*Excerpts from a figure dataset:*
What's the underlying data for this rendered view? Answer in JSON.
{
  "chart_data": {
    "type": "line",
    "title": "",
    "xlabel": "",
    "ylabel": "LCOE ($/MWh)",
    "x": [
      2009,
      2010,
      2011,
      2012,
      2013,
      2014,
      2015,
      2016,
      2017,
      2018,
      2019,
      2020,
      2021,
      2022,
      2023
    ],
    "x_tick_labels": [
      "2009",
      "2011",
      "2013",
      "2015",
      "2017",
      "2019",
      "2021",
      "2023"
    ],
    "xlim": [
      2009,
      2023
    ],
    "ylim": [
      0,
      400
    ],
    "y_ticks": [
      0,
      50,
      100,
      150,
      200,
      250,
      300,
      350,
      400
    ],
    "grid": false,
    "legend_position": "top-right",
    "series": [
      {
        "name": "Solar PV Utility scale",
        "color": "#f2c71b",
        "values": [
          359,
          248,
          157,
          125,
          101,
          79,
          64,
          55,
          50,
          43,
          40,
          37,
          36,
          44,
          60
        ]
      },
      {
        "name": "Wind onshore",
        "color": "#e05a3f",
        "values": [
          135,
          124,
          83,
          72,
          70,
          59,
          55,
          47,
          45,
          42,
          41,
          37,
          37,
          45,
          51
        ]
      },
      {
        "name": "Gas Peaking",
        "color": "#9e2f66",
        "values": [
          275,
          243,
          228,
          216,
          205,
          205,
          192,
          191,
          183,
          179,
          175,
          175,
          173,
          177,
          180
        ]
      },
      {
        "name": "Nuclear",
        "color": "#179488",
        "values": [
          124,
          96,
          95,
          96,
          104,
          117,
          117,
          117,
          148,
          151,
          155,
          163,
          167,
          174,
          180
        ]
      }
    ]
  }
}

*DIRECTIVE:* Write the data back out verbatim.

*WRITTEN SOLUTION:*
What's the underlying data for this rendered view? Answer in JSON.
{
  "chart_data": {
    "type": "line",
    "title": "",
    "xlabel": "",
    "ylabel": "LCOE ($/MWh)",
    "x": [
      2009,
      2010,
      2011,
      2012,
      2013,
      2014,
      2015,
      2016,
      2017,
      2018,
      2019,
      2020,
      2021,
      2022,
      2023
    ],
    "x_tick_labels": [
      "2009",
      "2011",
      "2013",
      "2015",
      "2017",
      "2019",
      "2021",
      "2023"
    ],
    "xlim": [
      2009,
      2023
    ],
    "ylim": [
      0,
      400
    ],
    "y_ticks": [
      0,
      50,
      100,
      150,
      200,
      250,
      300,
      350,
      400
    ],
    "grid": false,
    "legend_position": "top-right",
    "series": [
      {
        "name": "Solar PV Utility scale",
        "color": "#f2c71b",
        "values": [
          359,
          248,
          157,
          125,
          101,
          79,
          64,
          55,
          50,
          43,
          40,
          37,
          36,
          44,
          60
        ]
      },
      {
        "name": "Wind onshore",
        "color": "#e05a3f",
        "values": [
          135,
          124,
          83,
          72,
          70,
          59,
          55,
          47,
          45,
          42,
          41,
          37,
          37,
          45,
          51
        ]
      },
      {
        "name": "Gas Peaking",
        "color": "#9e2f66",
        "values": [
          275,
          243,
          228,
          216,
          205,
          205,
          192,
          191,
          183,
          179,
          175,
          175,
          173,
          177,
          180
        ]
      },
      {
        "name": "Nuclear",
        "color": "#179488",
        "values": [
          124,
          96,
          95,
          96,
          104,
          117,
          117,
          117,
          148,
          151,
          155,
          163,
          167,
          174,
          180
        ]
      }
    ]
  }
}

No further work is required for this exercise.